◆ DIRECTION ◆
Extract all lines that hold "structure" from the records below.

Dataset records
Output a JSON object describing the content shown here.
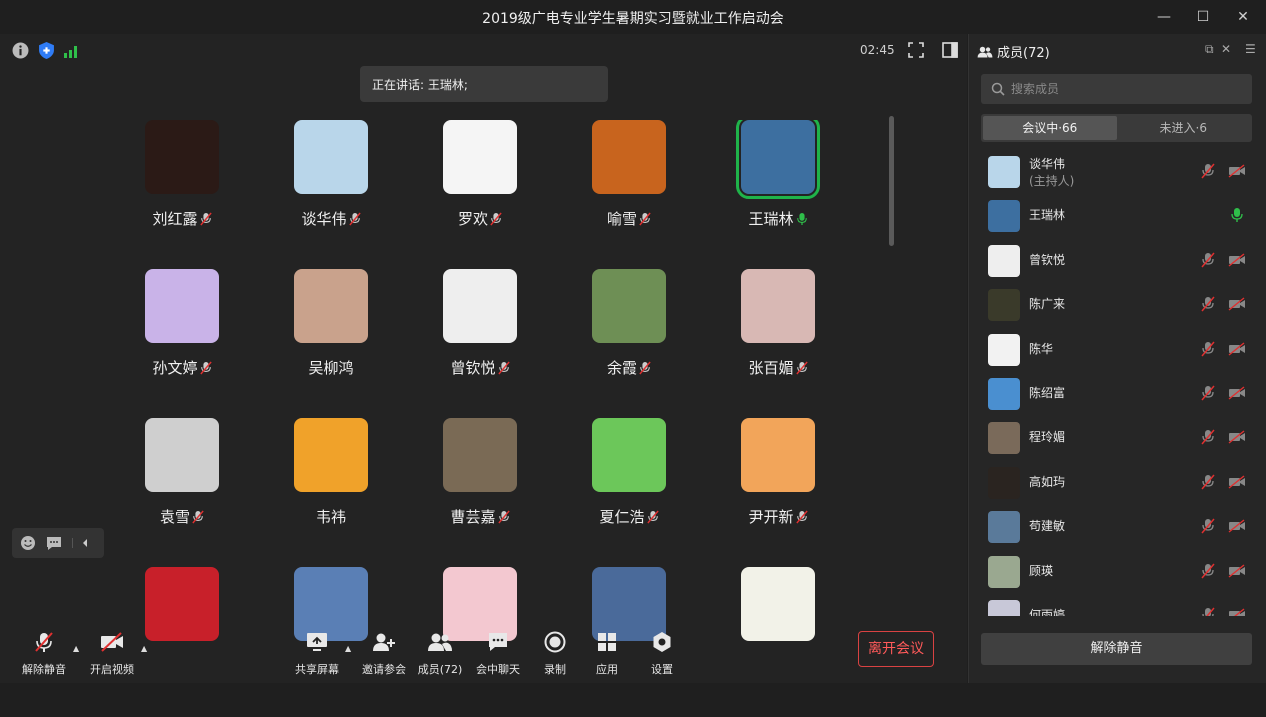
{
  "window": {
    "title": "2019级广电专业学生暑期实习暨就业工作启动会"
  },
  "status": {
    "timer": "02:45",
    "speaking_label": "正在讲话: 王瑞林;"
  },
  "grid": {
    "tiles": [
      {
        "name": "刘红露",
        "muted": true,
        "active": false,
        "color": "#2b1a16"
      },
      {
        "name": "谈华伟",
        "muted": true,
        "active": false,
        "color": "#b9d6ea"
      },
      {
        "name": "罗欢",
        "muted": true,
        "active": false,
        "color": "#f5f5f5"
      },
      {
        "name": "喻雪",
        "muted": true,
        "active": false,
        "color": "#c8641e"
      },
      {
        "name": "王瑞林",
        "muted": false,
        "active": true,
        "color": "#3d6fa0"
      },
      {
        "name": "孙文婷",
        "muted": true,
        "active": false,
        "color": "#c9b3e8"
      },
      {
        "name": "吴柳鸿",
        "muted": false,
        "active": false,
        "color": "#c9a28c"
      },
      {
        "name": "曾钦悦",
        "muted": true,
        "active": false,
        "color": "#eeeeee"
      },
      {
        "name": "余霞",
        "muted": true,
        "active": false,
        "color": "#6e8f55"
      },
      {
        "name": "张百媚",
        "muted": true,
        "active": false,
        "color": "#d8b8b4"
      },
      {
        "name": "袁雪",
        "muted": true,
        "active": false,
        "color": "#cfcfcf"
      },
      {
        "name": "韦祎",
        "muted": false,
        "active": false,
        "color": "#f0a22a"
      },
      {
        "name": "曹芸嘉",
        "muted": true,
        "active": false,
        "color": "#7a6a55"
      },
      {
        "name": "夏仁浩",
        "muted": true,
        "active": false,
        "color": "#6cc75a"
      },
      {
        "name": "尹开新",
        "muted": true,
        "active": false,
        "color": "#f2a55a"
      },
      {
        "name": "",
        "muted": false,
        "active": false,
        "color": "#c8202a"
      },
      {
        "name": "",
        "muted": false,
        "active": false,
        "color": "#5a7fb5"
      },
      {
        "name": "",
        "muted": false,
        "active": false,
        "color": "#f3c8d0"
      },
      {
        "name": "",
        "muted": false,
        "active": false,
        "color": "#4a6a9a"
      },
      {
        "name": "",
        "muted": false,
        "active": false,
        "color": "#f2f2e8"
      }
    ]
  },
  "toolbar": {
    "unmute": "解除静音",
    "start_video": "开启视频",
    "share_screen": "共享屏幕",
    "invite": "邀请参会",
    "members": "成员(72)",
    "chat": "会中聊天",
    "record": "录制",
    "apps": "应用",
    "settings": "设置",
    "leave": "离开会议"
  },
  "sidebar": {
    "title": "成员(72)",
    "search_placeholder": "搜索成员",
    "tab_in_meeting": "会议中·66",
    "tab_not_joined": "未进入·6",
    "unmute_all": "解除静音",
    "members": [
      {
        "name": "谈华伟",
        "sub": "(主持人)",
        "mic": "muted",
        "cam": true,
        "color": "#b9d6ea"
      },
      {
        "name": "王瑞林",
        "sub": "",
        "mic": "on",
        "cam": false,
        "color": "#3d6fa0"
      },
      {
        "name": "曾钦悦",
        "sub": "",
        "mic": "muted",
        "cam": true,
        "color": "#eeeeee"
      },
      {
        "name": "陈广来",
        "sub": "",
        "mic": "muted",
        "cam": true,
        "color": "#3a3a2a"
      },
      {
        "name": "陈华",
        "sub": "",
        "mic": "muted",
        "cam": true,
        "color": "#f2f2f2"
      },
      {
        "name": "陈绍富",
        "sub": "",
        "mic": "muted",
        "cam": true,
        "color": "#4a8fd0"
      },
      {
        "name": "程玲媚",
        "sub": "",
        "mic": "muted",
        "cam": true,
        "color": "#7a6a5a"
      },
      {
        "name": "高如玙",
        "sub": "",
        "mic": "muted",
        "cam": true,
        "color": "#2a2420"
      },
      {
        "name": "苟建敏",
        "sub": "",
        "mic": "muted",
        "cam": true,
        "color": "#5a7a9a"
      },
      {
        "name": "顾瑛",
        "sub": "",
        "mic": "muted",
        "cam": true,
        "color": "#9aa890"
      },
      {
        "name": "何雨婷",
        "sub": "",
        "mic": "muted",
        "cam": true,
        "color": "#c8c8d8"
      }
    ]
  }
}
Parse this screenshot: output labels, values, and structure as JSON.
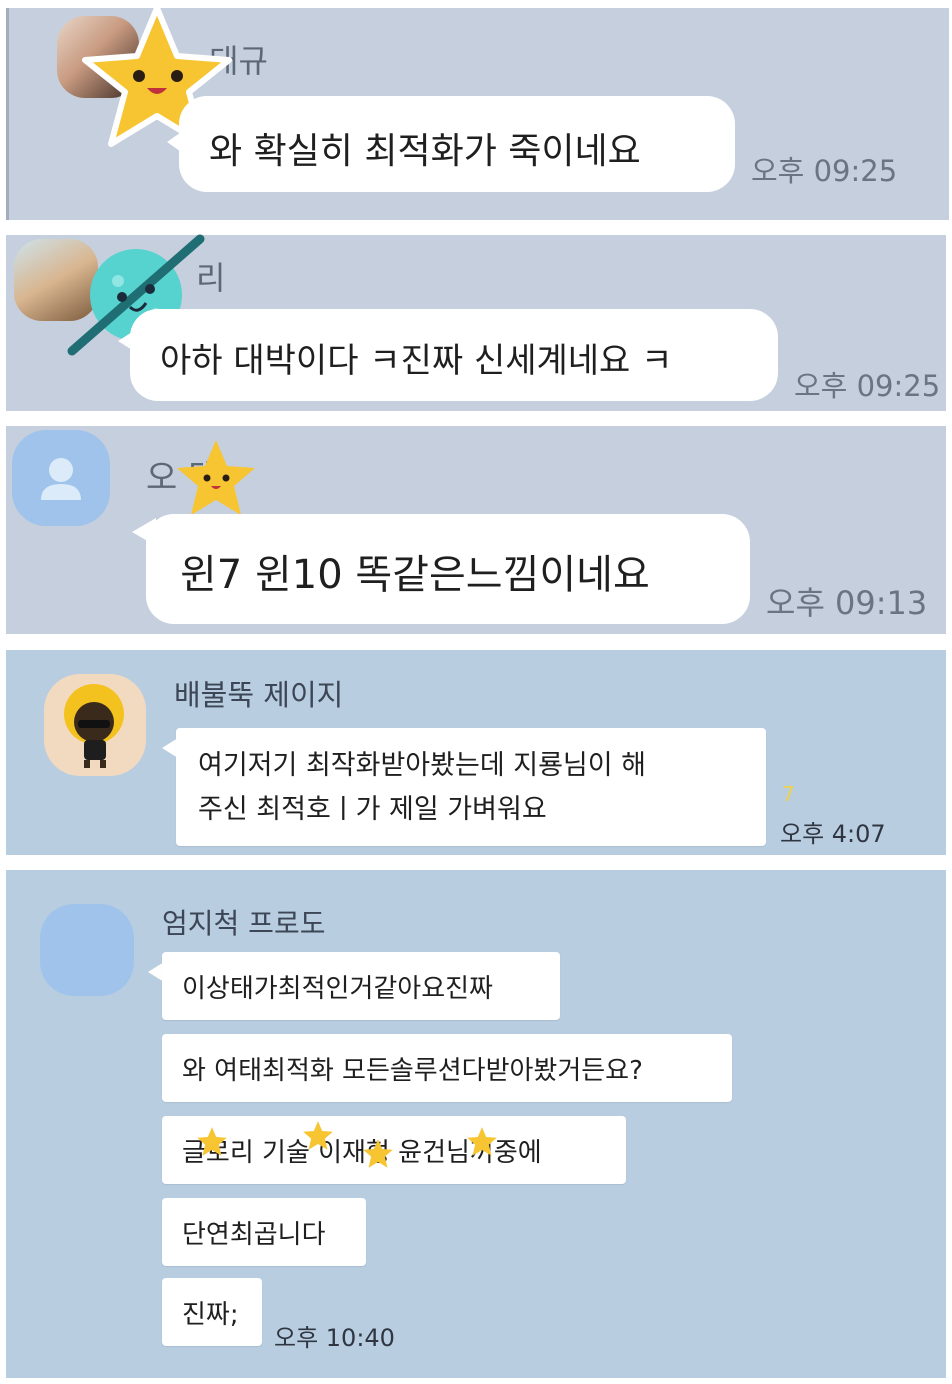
{
  "messages": [
    {
      "sender": "태규",
      "text": "와 확실히 최적화가 죽이네요",
      "time": "오후 09:25"
    },
    {
      "sender": "리",
      "text": "아하 대박이다 ㅋ진짜 신세계네요 ㅋ",
      "time": "오후 09:25"
    },
    {
      "sender": "오 택",
      "text": "윈7 윈10 똑같은느낌이네요",
      "time": "오후 09:13"
    },
    {
      "sender": "배불뚝 제이지",
      "line1": "여기저기 최작화받아봤는데 지룡님이 해",
      "line2": "주신 최적호ㅣ가 제일 가벼워요",
      "unread": "7",
      "time": "오후 4:07"
    },
    {
      "sender": "엄지척 프로도",
      "bubbles": [
        "이상태가최적인거같아요진짜",
        "와 여태최적화 모든솔루션다받아봤거든요?",
        "글로리 기술 이재형 윤건님꺼중에",
        "단연최곱니다",
        "진짜;"
      ],
      "time": "오후 10:40"
    }
  ],
  "colors": {
    "panel_gray": "#c6cfdd",
    "panel_blue": "#b9cde0",
    "bubble": "#ffffff",
    "star": "#f7c531",
    "planet": "#56d2cf",
    "default_avatar": "#9fc3ea"
  }
}
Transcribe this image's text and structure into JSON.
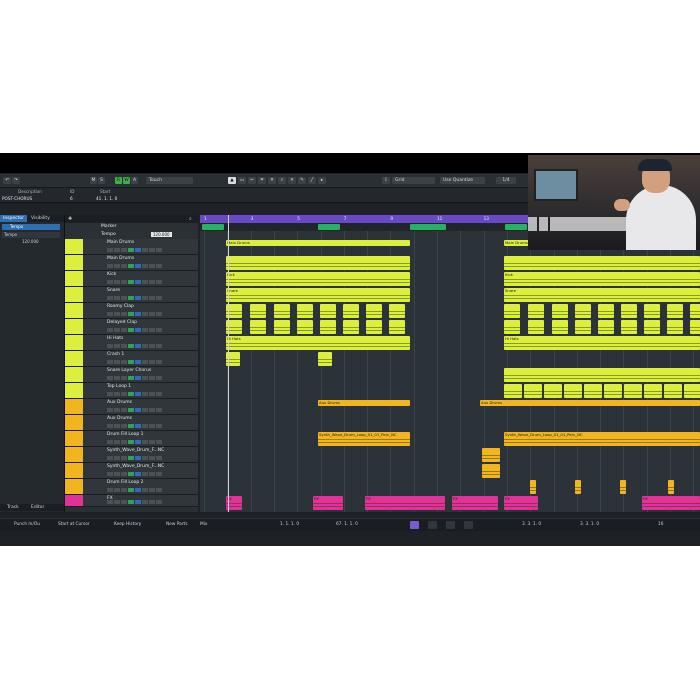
{
  "toolbar": {
    "buttons": [
      "M",
      "S",
      "R",
      "W",
      "A"
    ],
    "automation_mode": "Touch",
    "snap_type": "Grid",
    "quantize_mode": "Use Quantize",
    "quantize_value": "1/4"
  },
  "info_bar": {
    "description_label": "Description",
    "id_label": "ID",
    "start_label": "Start",
    "description_value": "POST-CHORUS",
    "id_value": "6",
    "start_value": "41. 1. 1. 0"
  },
  "inspector": {
    "tab_inspector": "Inspector",
    "tab_visibility": "Visibility",
    "track_name": "Tempo",
    "tempo_value": "120.000",
    "bottom_tab_track": "Track",
    "bottom_tab_editor": "Editor"
  },
  "tracks": [
    {
      "name": "Marker"
    },
    {
      "name": "Tempo",
      "value": "120.000"
    },
    {
      "name": "Main Drums",
      "color": "#dcef3c"
    },
    {
      "name": "Main Drums",
      "color": "#dcef3c"
    },
    {
      "name": "Kick",
      "color": "#dcef3c"
    },
    {
      "name": "Snare",
      "color": "#dcef3c"
    },
    {
      "name": "Roomy Clap",
      "color": "#dcef3c"
    },
    {
      "name": "Delayed Clap",
      "color": "#dcef3c"
    },
    {
      "name": "Hi Hats",
      "color": "#dcef3c"
    },
    {
      "name": "Crash 1",
      "color": "#dcef3c"
    },
    {
      "name": "Snare Layer Chorus",
      "color": "#dcef3c"
    },
    {
      "name": "Top Loop 1",
      "color": "#dcef3c"
    },
    {
      "name": "Aux Drums",
      "color": "#f2b51d"
    },
    {
      "name": "Aux Drums",
      "color": "#f2b51d"
    },
    {
      "name": "Drum Fill Loop 1",
      "color": "#f2b51d"
    },
    {
      "name": "Synth_Wave_Drum_F...NC",
      "color": "#f2b51d"
    },
    {
      "name": "Synth_Wave_Drum_F...NC",
      "color": "#f2b51d"
    },
    {
      "name": "Drum Fill Loop 2",
      "color": "#f2b51d"
    },
    {
      "name": "FX",
      "color": "#e2329a"
    }
  ],
  "ruler": [
    "1",
    "3",
    "5",
    "7",
    "9",
    "11",
    "13",
    "15",
    "17",
    "19",
    "21",
    "23",
    "25",
    "27",
    "29"
  ],
  "clip_labels": {
    "main_drums": "Main Drums",
    "kick": "Kick",
    "snare": "Snare",
    "hihats": "Hi Hats",
    "aux_drums": "Aux Drums",
    "synth_loop": "Synth_Wave_Drum_Loop_01_01_Perc_NC",
    "fx": "FX"
  },
  "transport": {
    "punch_mode": "Punch In/Ou",
    "start_mode": "Start at Cursor",
    "history_mode": "Keep History",
    "new_parts": "New Parts",
    "mix": "Mix",
    "left_locator": "1. 1. 1. 0",
    "right_locator": "67. 1. 1. 0",
    "position": "3. 3. 1. 0",
    "position2": "3. 3. 1. 0",
    "tempo_val": "16"
  },
  "colors": {
    "lime": "#dcef3c",
    "amber": "#f2b51d",
    "pink": "#e2329a",
    "ruler": "#6a49c9",
    "marker": "#25b35f"
  }
}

◆ THE REPLY ◆
Parse this screenshot: output labels, values, and structure as JSON.
Transcribe this image's text and structure into JSON.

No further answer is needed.